[Collected data]
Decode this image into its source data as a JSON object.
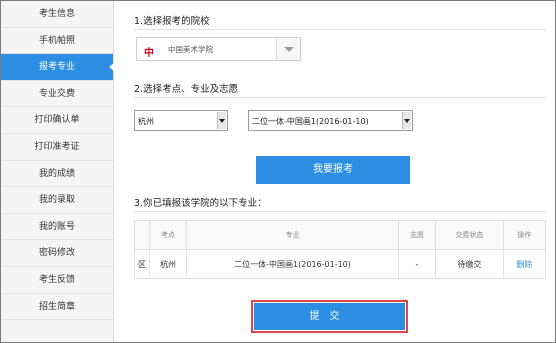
{
  "sidebar": {
    "items": [
      {
        "label": "考生信息"
      },
      {
        "label": "手机帕照"
      },
      {
        "label": "报考专业"
      },
      {
        "label": "专业交费"
      },
      {
        "label": "打印确认单"
      },
      {
        "label": "打印准考证"
      },
      {
        "label": "我的成绩"
      },
      {
        "label": "我的录取"
      },
      {
        "label": "我的账号"
      },
      {
        "label": "密码修改"
      },
      {
        "label": "考生反馈"
      },
      {
        "label": "招生简章"
      }
    ],
    "active_index": 2
  },
  "step1": {
    "title": "1.选择报考的院校",
    "school_logo": "中",
    "school_name": "中国美术学院"
  },
  "step2": {
    "title": "2.选择考点、专业及志愿",
    "site_value": "杭州",
    "major_value": "二位一体-中国画1(2016-01-10)",
    "apply_label": "我要报考"
  },
  "step3": {
    "title": "3.你已填报该学院的以下专业：",
    "headers": [
      "",
      "考点",
      "专业",
      "志愿",
      "交费状态",
      "操作"
    ],
    "rows": [
      {
        "mark": "区",
        "site": "杭州",
        "major": "二位一体-中国画1(2016-01-10)",
        "choice": "-",
        "status": "待缴交",
        "action": "删除"
      }
    ]
  },
  "submit_label": "提交"
}
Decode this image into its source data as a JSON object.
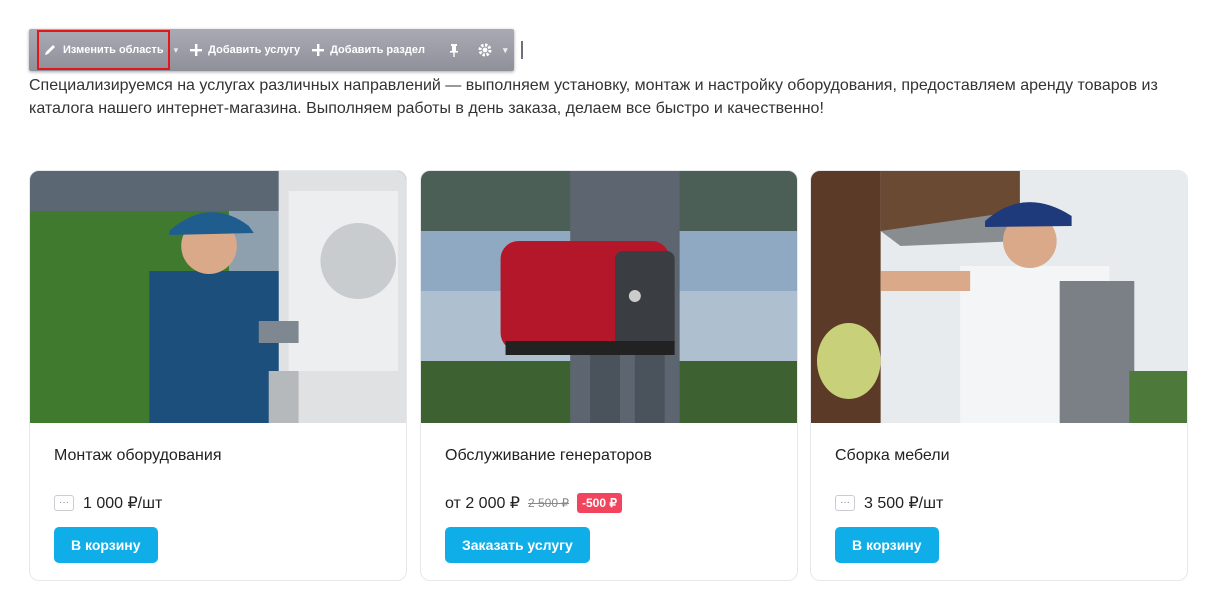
{
  "toolbar": {
    "edit_area_label": "Изменить область",
    "add_service_label": "Добавить услугу",
    "add_section_label": "Добавить раздел",
    "icons": [
      "pencil-icon",
      "chevron-down-icon",
      "plus-icon",
      "pin-icon",
      "gear-icon"
    ]
  },
  "description": "Специализируемся на услугах различных направлений — выполняем установку, монтаж и настройку оборудования, предоставляем аренду товаров из каталога нашего интернет-магазина. Выполняем работы в день заказа, делаем все быстро и качественно!",
  "cards": [
    {
      "title": "Монтаж оборудования",
      "dots": "···",
      "price": "1 000 ₽/шт",
      "button": "В корзину"
    },
    {
      "title": "Обслуживание генераторов",
      "price": "от 2 000 ₽",
      "old_price": "2 500 ₽",
      "discount": "-500 ₽",
      "button": "Заказать услугу"
    },
    {
      "title": "Сборка мебели",
      "dots": "···",
      "price": "3 500 ₽/шт",
      "button": "В корзину"
    }
  ],
  "colors": {
    "accent": "#10aee9",
    "discount": "#f2455d",
    "highlight_border": "#e21818"
  }
}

TO DO
Without the pictures, output the full listing exactly as it stands.

RESULT OF THE TASK
Decode this image into its source data as a JSON object.
{
  "sidebar": {
    "items": [
      {
        "label": "考生信息"
      },
      {
        "label": "手机帕照"
      },
      {
        "label": "报考专业"
      },
      {
        "label": "专业交费"
      },
      {
        "label": "打印确认单"
      },
      {
        "label": "打印准考证"
      },
      {
        "label": "我的成绩"
      },
      {
        "label": "我的录取"
      },
      {
        "label": "我的账号"
      },
      {
        "label": "密码修改"
      },
      {
        "label": "考生反馈"
      },
      {
        "label": "招生简章"
      }
    ],
    "active_index": 2
  },
  "step1": {
    "title": "1.选择报考的院校",
    "school_logo": "中",
    "school_name": "中国美术学院"
  },
  "step2": {
    "title": "2.选择考点、专业及志愿",
    "site_value": "杭州",
    "major_value": "二位一体-中国画1(2016-01-10)",
    "apply_label": "我要报考"
  },
  "step3": {
    "title": "3.你已填报该学院的以下专业：",
    "headers": [
      "",
      "考点",
      "专业",
      "志愿",
      "交费状态",
      "操作"
    ],
    "rows": [
      {
        "mark": "区",
        "site": "杭州",
        "major": "二位一体-中国画1(2016-01-10)",
        "choice": "-",
        "status": "待缴交",
        "action": "删除"
      }
    ]
  },
  "submit_label": "提交"
}
Decode this image into its source data as a JSON object.
{
  "toolbar": {
    "edit_area_label": "Изменить область",
    "add_service_label": "Добавить услугу",
    "add_section_label": "Добавить раздел",
    "icons": [
      "pencil-icon",
      "chevron-down-icon",
      "plus-icon",
      "pin-icon",
      "gear-icon"
    ]
  },
  "description": "Специализируемся на услугах различных направлений — выполняем установку, монтаж и настройку оборудования, предоставляем аренду товаров из каталога нашего интернет-магазина. Выполняем работы в день заказа, делаем все быстро и качественно!",
  "cards": [
    {
      "title": "Монтаж оборудования",
      "dots": "···",
      "price": "1 000 ₽/шт",
      "button": "В корзину"
    },
    {
      "title": "Обслуживание генераторов",
      "price": "от 2 000 ₽",
      "old_price": "2 500 ₽",
      "discount": "-500 ₽",
      "button": "Заказать услугу"
    },
    {
      "title": "Сборка мебели",
      "dots": "···",
      "price": "3 500 ₽/шт",
      "button": "В корзину"
    }
  ],
  "colors": {
    "accent": "#10aee9",
    "discount": "#f2455d",
    "highlight_border": "#e21818"
  }
}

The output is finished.